Pictures appear in the records below; write out everything else exactly.
--- INFORMATION SHOWN ---
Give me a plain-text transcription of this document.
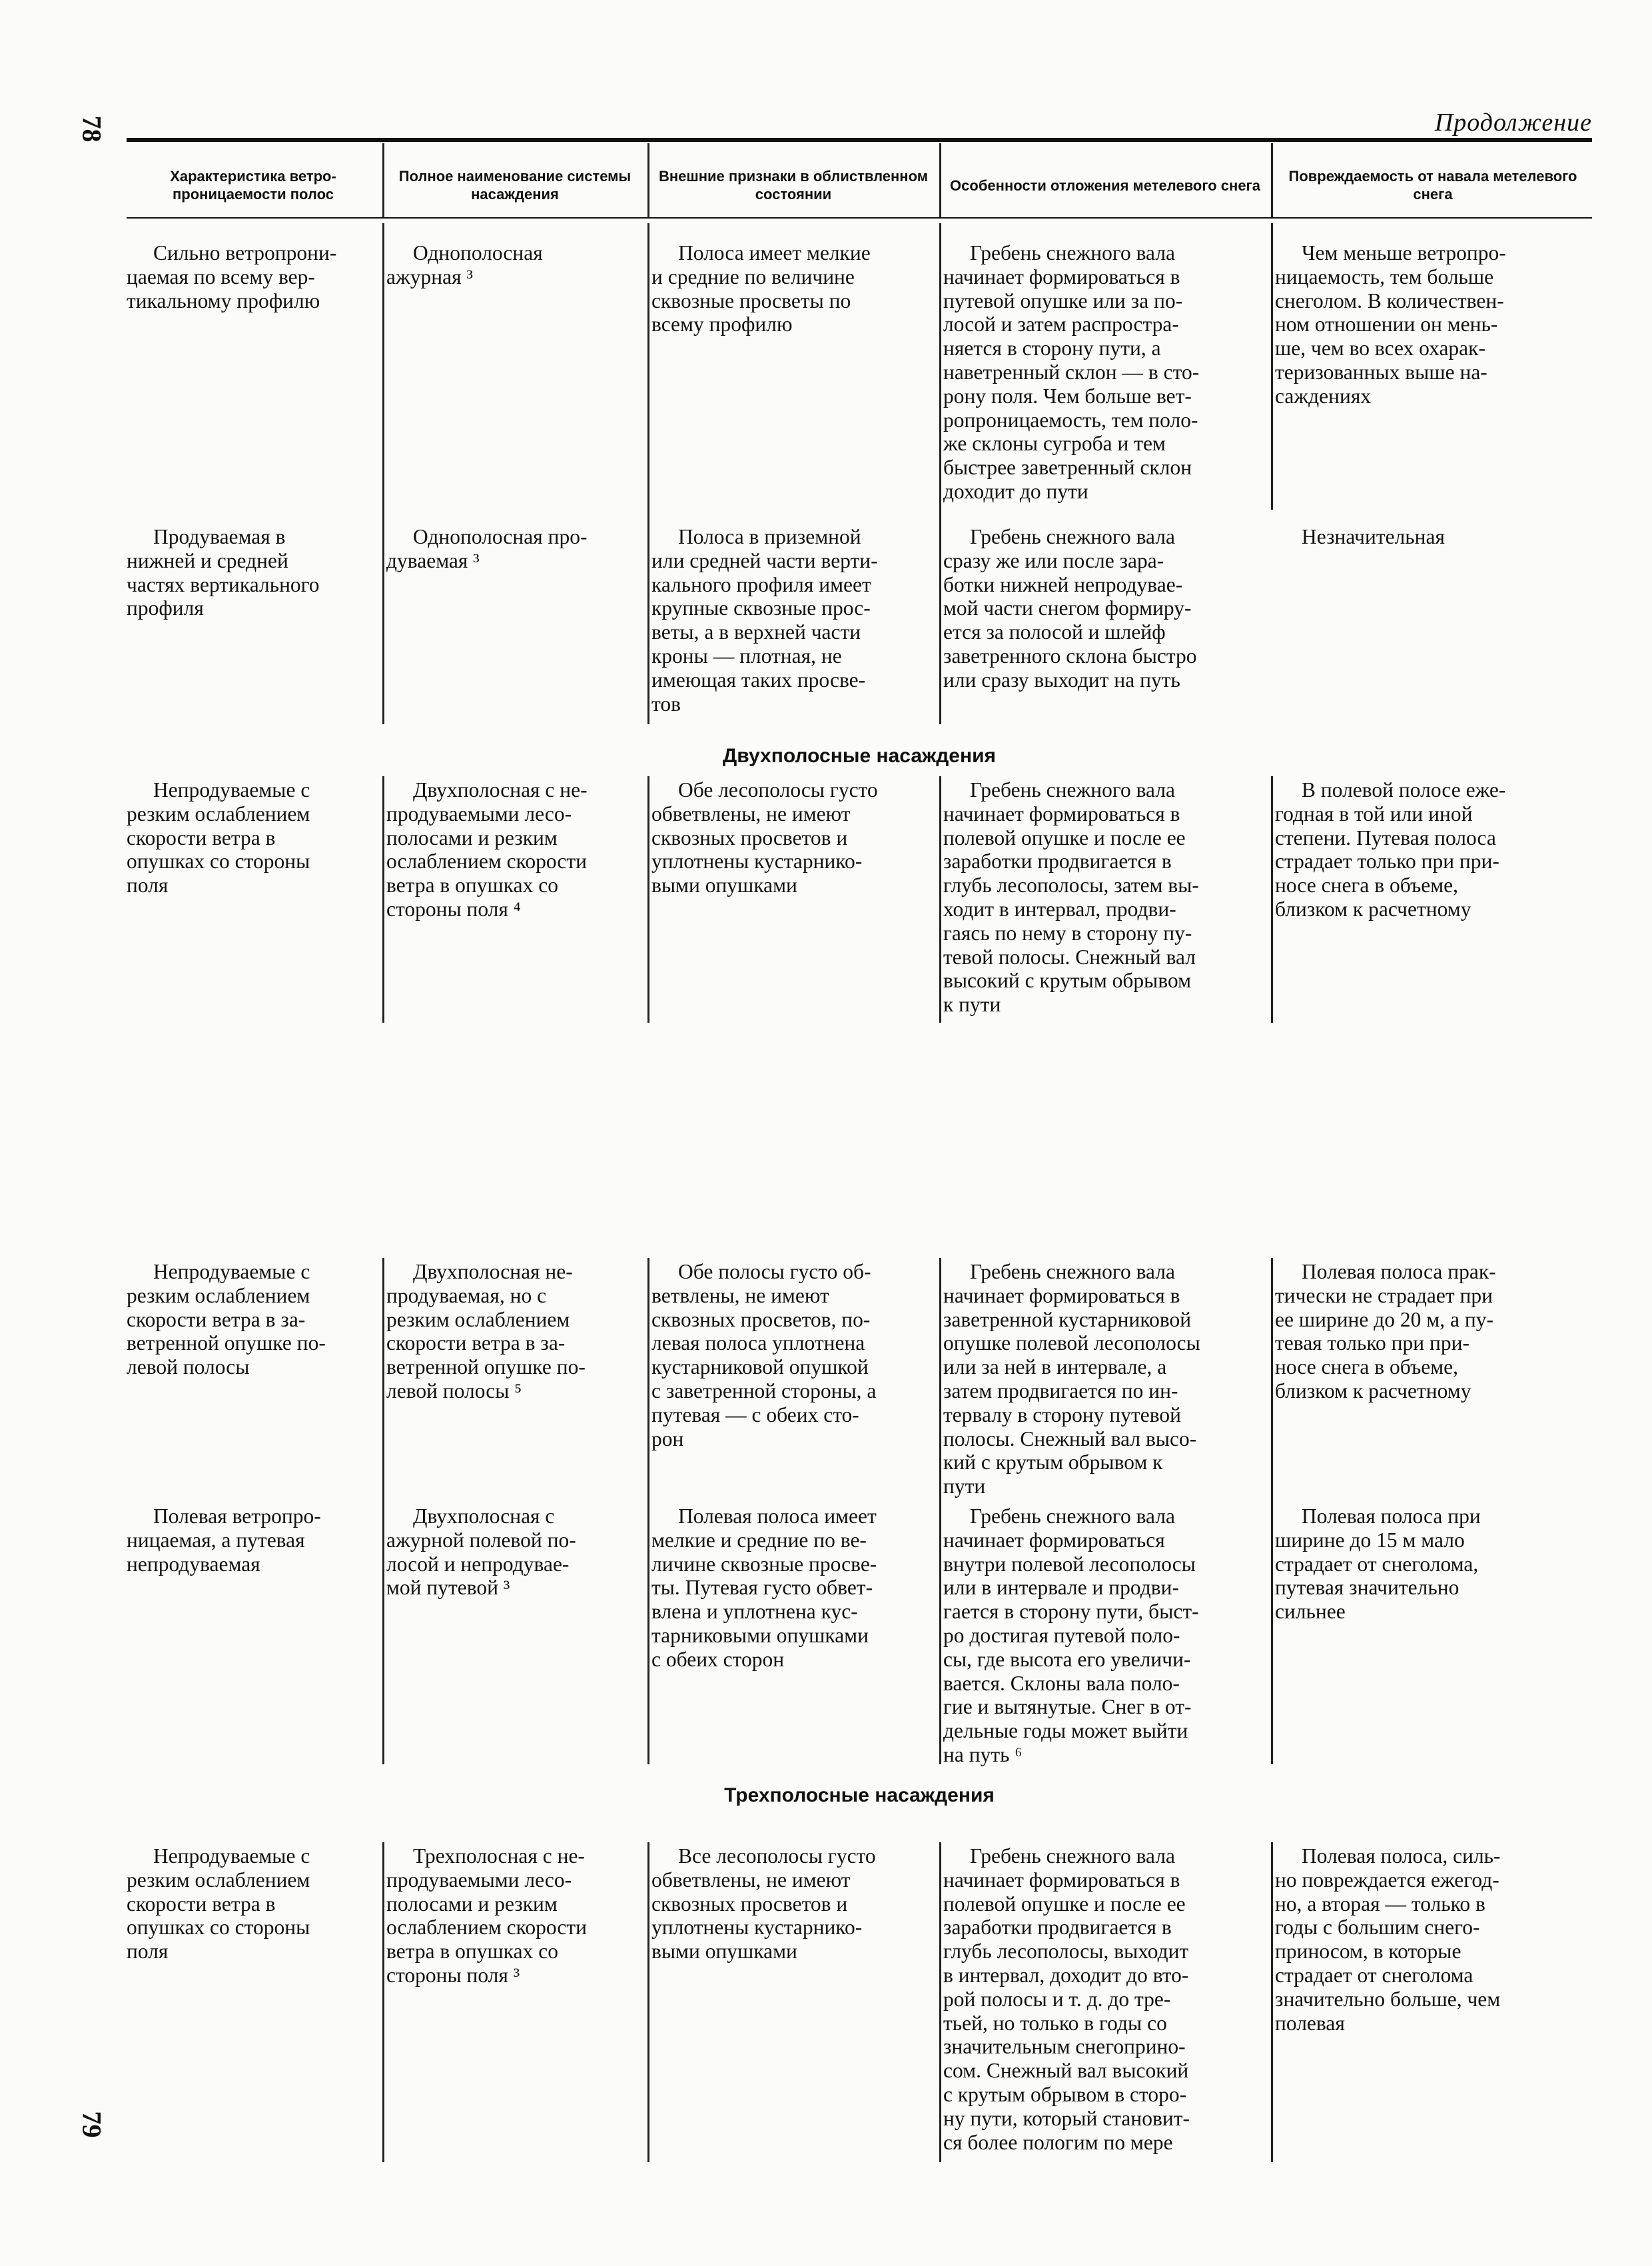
78	Продолжение
Характеристика ветро- проницаемости полос
Полное наименование системы насаждения
Внешние признаки в облиствленном состоянии
Особенности отложения метелевого снега
Повреждаемость от навала метелевого снега
Сильно ветропрони-
цаемая по всему вер-
тикальному профилю
Однополосная
ажурная ³
Полоса имеет мелкие
и средние по величине
сквозные просветы по
всему профилю
Гребень снежного вала
начинает формироваться в
путевой опушке или за по-
лосой и затем распростра-
няется в сторону пути, а
наветренный склон — в сто-
рону поля. Чем больше вет-
ропроницаемость, тем поло-
же склоны сугроба и тем
быстрее заветренный склон
доходит до пути
Чем меньше ветропро-
ницаемость, тем больше
снеголом. В количествен-
ном отношении он мень-
ше, чем во всех охарак-
теризованных выше на-
саждениях
Продуваемая в
нижней и средней
частях вертикального
профиля
Однополосная про-
дуваемая ³
Полоса в приземной
или средней части верти-
кального профиля имеет
крупные сквозные прос-
веты, а в верхней части
кроны — плотная, не
имеющая таких просве-
тов
Гребень снежного вала
сразу же или после зара-
ботки нижней непродувае-
мой части снегом формиру-
ется за полосой и шлейф
заветренного склона быстро
или сразу выходит на путь
Незначительная
Двухполосные насаждения
Непродуваемые с
резким ослаблением
скорости ветра в
опушках со стороны
поля
Двухполосная с не-
продуваемыми лесо-
полосами и резким
ослаблением скорости
ветра в опушках со
стороны поля ⁴
Обе лесополосы густо
обветвлены, не имеют
сквозных просветов и
уплотнены кустарнико-
выми опушками
Гребень снежного вала
начинает формироваться в
полевой опушке и после ее
заработки продвигается в
глубь лесополосы, затем вы-
ходит в интервал, продви-
гаясь по нему в сторону пу-
тевой полосы. Снежный вал
высокий с крутым обрывом
к пути
В полевой полосе еже-
годная в той или иной
степени. Путевая полоса
страдает только при при-
носе снега в объеме,
близком к расчетному
Непродуваемые с
резким ослаблением
скорости ветра в за-
ветренной опушке по-
левой полосы
Двухполосная не-
продуваемая, но с
резким ослаблением
скорости ветра в за-
ветренной опушке по-
левой полосы ⁵
Обе полосы густо об-
ветвлены, не имеют
сквозных просветов, по-
левая полоса уплотнена
кустарниковой опушкой
с заветренной стороны, а
путевая — с обеих сто-
рон
Гребень снежного вала
начинает формироваться в
заветренной кустарниковой
опушке полевой лесополосы
или за ней в интервале, а
затем продвигается по ин-
тервалу в сторону путевой
полосы. Снежный вал высо-
кий с крутым обрывом к
пути
Полевая полоса прак-
тически не страдает при
ее ширине до 20 м, а пу-
тевая только при при-
носе снега в объеме,
близком к расчетному
Полевая ветропро-
ницаемая, а путевая
непродуваемая
Двухполосная с
ажурной полевой по-
лосой и непродувае-
мой путевой ³
Полевая полоса имеет
мелкие и средние по ве-
личине сквозные просве-
ты. Путевая густо обвет-
влена и уплотнена кус-
тарниковыми опушками
с обеих сторон
Гребень снежного вала
начинает формироваться
внутри полевой лесополосы
или в интервале и продви-
гается в сторону пути, быст-
ро достигая путевой поло-
сы, где высота его увеличи-
вается. Склоны вала поло-
гие и вытянутые. Снег в от-
дельные годы может выйти
на путь ⁶
Полевая полоса при
ширине до 15 м мало
страдает от снеголома,
путевая значительно
сильнее
Трехполосные насаждения
Непродуваемые с
резким ослаблением
скорости ветра в
опушках со стороны
поля
Трехполосная с не-
продуваемыми лесо-
полосами и резким
ослаблением скорости
ветра в опушках со
стороны поля ³
Все лесополосы густо
обветвлены, не имеют
сквозных просветов и
уплотнены кустарнико-
выми опушками
Гребень снежного вала
начинает формироваться в
полевой опушке и после ее
заработки продвигается в
глубь лесополосы, выходит
в интервал, доходит до вто-
рой полосы и т. д. до тре-
тьей, но только в годы со
значительным снегоприно-
сом. Снежный вал высокий
с крутым обрывом в сторо-
ну пути, который становит-
ся более пологим по мере
Полевая полоса, силь-
но повреждается ежегод-
но, а вторая — только в
годы с большим снего-
приносом, в которые
страдает от снеголома
значительно больше, чем
полевая
79
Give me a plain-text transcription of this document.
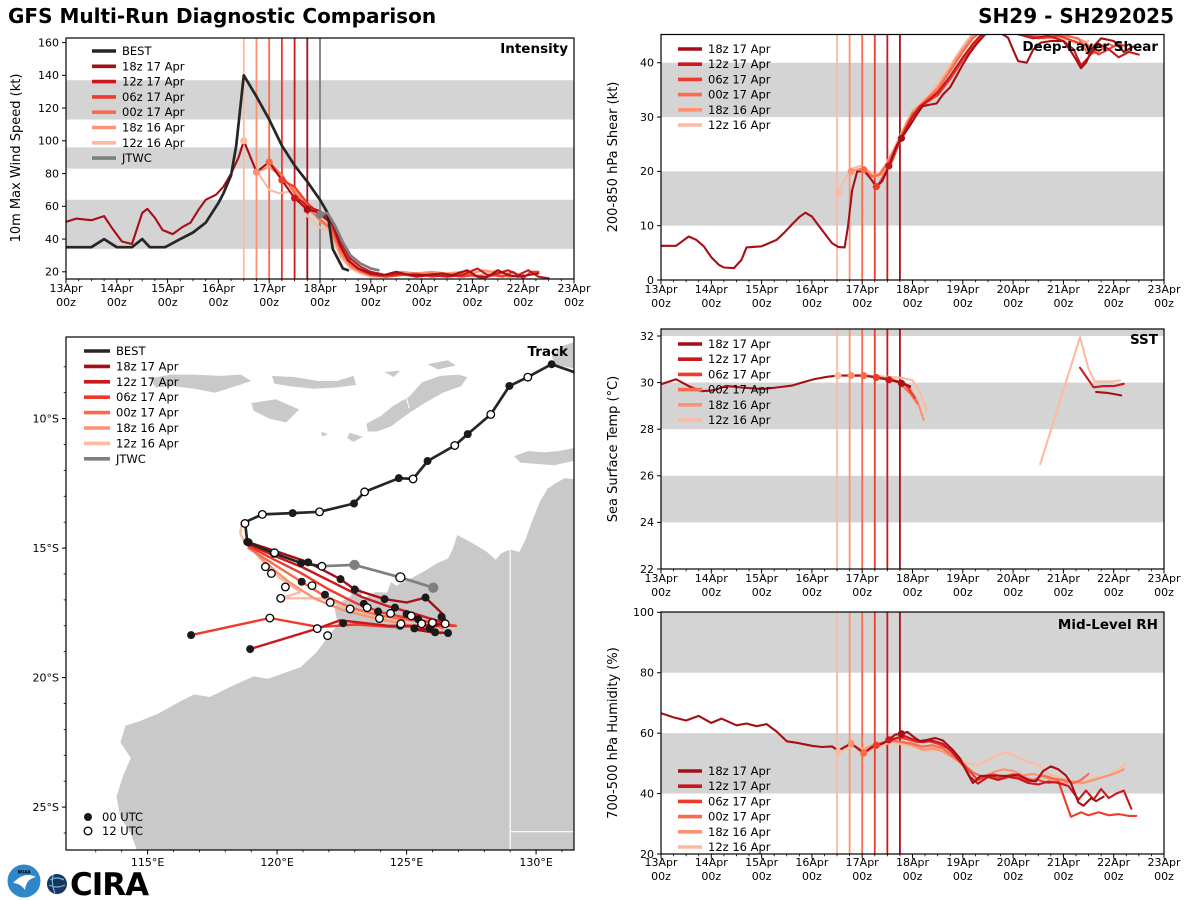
GFS Multi-Run Diagnostic Comparison	SH29 - SH292025
20
40
60
80
100
120
140
160
13Apr
00z
14Apr
00z
15Apr
00z
16Apr
00z
17Apr
00z
18Apr
00z
19Apr
00z
20Apr
00z
21Apr
00z
22Apr
00z
23Apr
00z
Intensity
10m Max Wind Speed (kt)
BEST
18z 17 Apr
12z 17 Apr
06z 17 Apr
00z 17 Apr
18z 16 Apr
12z 16 Apr
JTWC
0
10
20
30
40
13Apr
00z
14Apr
00z
15Apr
00z
16Apr
00z
17Apr
00z
18Apr
00z
19Apr
00z
20Apr
00z
21Apr
00z
22Apr
00z
23Apr
00z
Deep-Layer Shear
200-850 hPa Shear (kt)
18z 17 Apr
12z 17 Apr
06z 17 Apr
00z 17 Apr
18z 16 Apr
12z 16 Apr
22
24
26
28
30
32
13Apr
00z
14Apr
00z
15Apr
00z
16Apr
00z
17Apr
00z
18Apr
00z
19Apr
00z
20Apr
00z
21Apr
00z
22Apr
00z
23Apr
00z
SST
Sea Surface Temp (°C)
18z 17 Apr
12z 17 Apr
06z 17 Apr
00z 17 Apr
18z 16 Apr
12z 16 Apr
20
40
60
80
100
13Apr
00z
14Apr
00z
15Apr
00z
16Apr
00z
17Apr
00z
18Apr
00z
19Apr
00z
20Apr
00z
21Apr
00z
22Apr
00z
23Apr
00z
Mid-Level RH
700-500 hPa Humidity (%)	18z 17 Apr
12z 17 Apr
06z 17 Apr
00z 17 Apr
18z 16 Apr
12z 16 Apr
10°S
15°S
20°S
25°S
115°E	120°E	125°E	130°E
Track
BEST
18z 17 Apr
12z 17 Apr
06z 17 Apr
00z 17 Apr
18z 16 Apr
12z 16 Apr
JTWC
00 UTC
12 UTC
NOAA CIRA
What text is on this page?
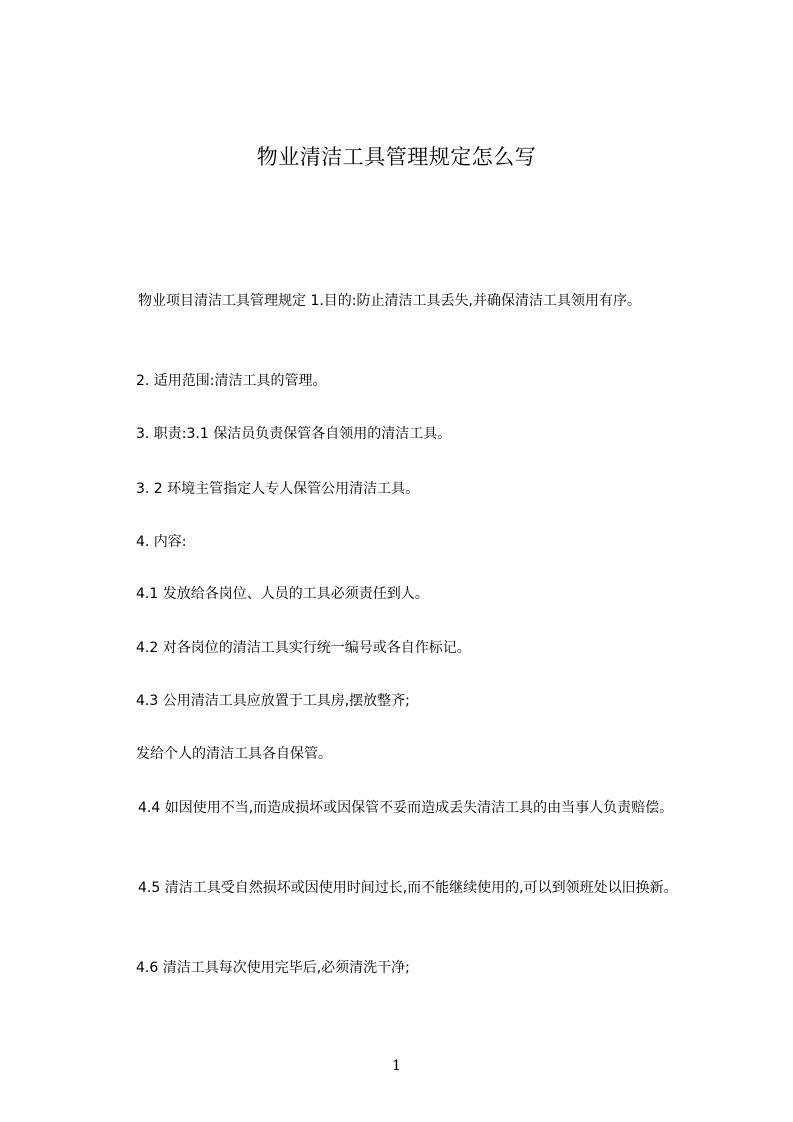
物业清洁工具管理规定怎么写

物业项目清洁工具管理规定 1.目的:防止清洁工具丢失,并确保清洁工具领用有序。

2. 适用范围:清洁工具的管理。

3. 职责:3.1 保洁员负责保管各自领用的清洁工具。

3. 2 环境主管指定人专人保管公用清洁工具。

4. 内容:

4.1 发放给各岗位、人员的工具必须责任到人。

4.2 对各岗位的清洁工具实行统一编号或各自作标记。

4.3 公用清洁工具应放置于工具房,摆放整齐;

发给个人的清洁工具各自保管。

4.4 如因使用不当,而造成损坏或因保管不妥而造成丢失清洁工具的由当事人负责赔偿。

4.5 清洁工具受自然损坏或因使用时间过长,而不能继续使用的,可以到领班处以旧换新。

4.6 清洁工具每次使用完毕后,必须清洗干净;

1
---
FULL SOLUTION >>
Give me a plain-text transcription of this document.
78	Продолжение
Характеристика ветро- проницаемости полос
Полное наименование системы насаждения
Внешние признаки в облиствленном состоянии
Особенности отложения метелевого снега
Повреждаемость от навала метелевого снега
Сильно ветропрони-
цаемая по всему вер-
тикальному профилю
Однополосная
ажурная ³
Полоса имеет мелкие
и средние по величине
сквозные просветы по
всему профилю
Гребень снежного вала
начинает формироваться в
путевой опушке или за по-
лосой и затем распростра-
няется в сторону пути, а
наветренный склон — в сто-
рону поля. Чем больше вет-
ропроницаемость, тем поло-
же склоны сугроба и тем
быстрее заветренный склон
доходит до пути
Чем меньше ветропро-
ницаемость, тем больше
снеголом. В количествен-
ном отношении он мень-
ше, чем во всех охарак-
теризованных выше на-
саждениях
Продуваемая в
нижней и средней
частях вертикального
профиля
Однополосная про-
дуваемая ³
Полоса в приземной
или средней части верти-
кального профиля имеет
крупные сквозные прос-
веты, а в верхней части
кроны — плотная, не
имеющая таких просве-
тов
Гребень снежного вала
сразу же или после зара-
ботки нижней непродувае-
мой части снегом формиру-
ется за полосой и шлейф
заветренного склона быстро
или сразу выходит на путь
Незначительная
Двухполосные насаждения
Непродуваемые с
резким ослаблением
скорости ветра в
опушках со стороны
поля
Двухполосная с не-
продуваемыми лесо-
полосами и резким
ослаблением скорости
ветра в опушках со
стороны поля ⁴
Обе лесополосы густо
обветвлены, не имеют
сквозных просветов и
уплотнены кустарнико-
выми опушками
Гребень снежного вала
начинает формироваться в
полевой опушке и после ее
заработки продвигается в
глубь лесополосы, затем вы-
ходит в интервал, продви-
гаясь по нему в сторону пу-
тевой полосы. Снежный вал
высокий с крутым обрывом
к пути
В полевой полосе еже-
годная в той или иной
степени. Путевая полоса
страдает только при при-
носе снега в объеме,
близком к расчетному
Непродуваемые с
резким ослаблением
скорости ветра в за-
ветренной опушке по-
левой полосы
Двухполосная не-
продуваемая, но с
резким ослаблением
скорости ветра в за-
ветренной опушке по-
левой полосы ⁵
Обе полосы густо об-
ветвлены, не имеют
сквозных просветов, по-
левая полоса уплотнена
кустарниковой опушкой
с заветренной стороны, а
путевая — с обеих сто-
рон
Гребень снежного вала
начинает формироваться в
заветренной кустарниковой
опушке полевой лесополосы
или за ней в интервале, а
затем продвигается по ин-
тервалу в сторону путевой
полосы. Снежный вал высо-
кий с крутым обрывом к
пути
Полевая полоса прак-
тически не страдает при
ее ширине до 20 м, а пу-
тевая только при при-
носе снега в объеме,
близком к расчетному
Полевая ветропро-
ницаемая, а путевая
непродуваемая
Двухполосная с
ажурной полевой по-
лосой и непродувае-
мой путевой ³
Полевая полоса имеет
мелкие и средние по ве-
личине сквозные просве-
ты. Путевая густо обвет-
влена и уплотнена кус-
тарниковыми опушками
с обеих сторон
Гребень снежного вала
начинает формироваться
внутри полевой лесополосы
или в интервале и продви-
гается в сторону пути, быст-
ро достигая путевой поло-
сы, где высота его увеличи-
вается. Склоны вала поло-
гие и вытянутые. Снег в от-
дельные годы может выйти
на путь ⁶
Полевая полоса при
ширине до 15 м мало
страдает от снеголома,
путевая значительно
сильнее
Трехполосные насаждения
Непродуваемые с
резким ослаблением
скорости ветра в
опушках со стороны
поля
Трехполосная с не-
продуваемыми лесо-
полосами и резким
ослаблением скорости
ветра в опушках со
стороны поля ³
Все лесополосы густо
обветвлены, не имеют
сквозных просветов и
уплотнены кустарнико-
выми опушками
Гребень снежного вала
начинает формироваться в
полевой опушке и после ее
заработки продвигается в
глубь лесополосы, выходит
в интервал, доходит до вто-
рой полосы и т. д. до тре-
тьей, но только в годы со
значительным снегоприно-
сом. Снежный вал высокий
с крутым обрывом в сторо-
ну пути, который становит-
ся более пологим по мере
Полевая полоса, силь-
но повреждается ежегод-
но, а вторая — только в
годы с большим снего-
приносом, в которые
страдает от снеголома
значительно больше, чем
полевая
79
Give me a plain-text transcription of this document.
GFS Multi-Run Diagnostic Comparison	SH29 - SH292025
20
40
60
80
100
120
140
160
13Apr
00z
14Apr
00z
15Apr
00z
16Apr
00z
17Apr
00z
18Apr
00z
19Apr
00z
20Apr
00z
21Apr
00z
22Apr
00z
23Apr
00z
Intensity
10m Max Wind Speed (kt)
BEST
18z 17 Apr
12z 17 Apr
06z 17 Apr
00z 17 Apr
18z 16 Apr
12z 16 Apr
JTWC
0
10
20
30
40
13Apr
00z
14Apr
00z
15Apr
00z
16Apr
00z
17Apr
00z
18Apr
00z
19Apr
00z
20Apr
00z
21Apr
00z
22Apr
00z
23Apr
00z
Deep-Layer Shear
200-850 hPa Shear (kt)
18z 17 Apr
12z 17 Apr
06z 17 Apr
00z 17 Apr
18z 16 Apr
12z 16 Apr
22
24
26
28
30
32
13Apr
00z
14Apr
00z
15Apr
00z
16Apr
00z
17Apr
00z
18Apr
00z
19Apr
00z
20Apr
00z
21Apr
00z
22Apr
00z
23Apr
00z
SST
Sea Surface Temp (°C)
18z 17 Apr
12z 17 Apr
06z 17 Apr
00z 17 Apr
18z 16 Apr
12z 16 Apr
20
40
60
80
100
13Apr
00z
14Apr
00z
15Apr
00z
16Apr
00z
17Apr
00z
18Apr
00z
19Apr
00z
20Apr
00z
21Apr
00z
22Apr
00z
23Apr
00z
Mid-Level RH
700-500 hPa Humidity (%)	18z 17 Apr
12z 17 Apr
06z 17 Apr
00z 17 Apr
18z 16 Apr
12z 16 Apr
10°S
15°S
20°S
25°S
115°E	120°E	125°E	130°E
Track
BEST
18z 17 Apr
12z 17 Apr
06z 17 Apr
00z 17 Apr
18z 16 Apr
12z 16 Apr
JTWC
00 UTC
12 UTC
NOAA CIRA
What text is on this page?
物业清洁工具管理规定怎么写

物业项目清洁工具管理规定 1.目的:防止清洁工具丢失,并确保清洁工具领用有序。

2. 适用范围:清洁工具的管理。

3. 职责:3.1 保洁员负责保管各自领用的清洁工具。

3. 2 环境主管指定人专人保管公用清洁工具。

4. 内容:

4.1 发放给各岗位、人员的工具必须责任到人。

4.2 对各岗位的清洁工具实行统一编号或各自作标记。

4.3 公用清洁工具应放置于工具房,摆放整齐;

发给个人的清洁工具各自保管。

4.4 如因使用不当,而造成损坏或因保管不妥而造成丢失清洁工具的由当事人负责赔偿。

4.5 清洁工具受自然损坏或因使用时间过长,而不能继续使用的,可以到领班处以旧换新。

4.6 清洁工具每次使用完毕后,必须清洗干净;

1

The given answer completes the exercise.